--- DATA SUPPLIED ---

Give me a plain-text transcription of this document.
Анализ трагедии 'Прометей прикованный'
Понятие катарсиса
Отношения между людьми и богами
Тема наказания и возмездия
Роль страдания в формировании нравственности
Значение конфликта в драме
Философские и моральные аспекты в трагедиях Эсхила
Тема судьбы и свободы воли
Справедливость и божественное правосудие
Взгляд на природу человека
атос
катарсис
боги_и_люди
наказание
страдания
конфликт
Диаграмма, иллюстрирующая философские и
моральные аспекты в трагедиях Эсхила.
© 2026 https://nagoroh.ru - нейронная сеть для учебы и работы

---

Give the material above again, word for word.

> **ANSWER TO THIS EXERCISE**:
Give me a plain-text transcription of this document.
Анализ трагедии 'Прометей прикованный'
Понятие катарсиса
Отношения между людьми и богами
Тема наказания и возмездия
Роль страдания в формировании нравственности
Значение конфликта в драме
Философские и моральные аспекты в трагедиях Эсхила
Тема судьбы и свободы воли
Справедливость и божественное правосудие
Взгляд на природу человека
атос
катарсис
боги_и_люди
наказание
страдания
конфликт
Диаграмма, иллюстрирующая философские и
моральные аспекты в трагедиях Эсхила.
© 2026 https://nagoroh.ru - нейронная сеть для учебы и работы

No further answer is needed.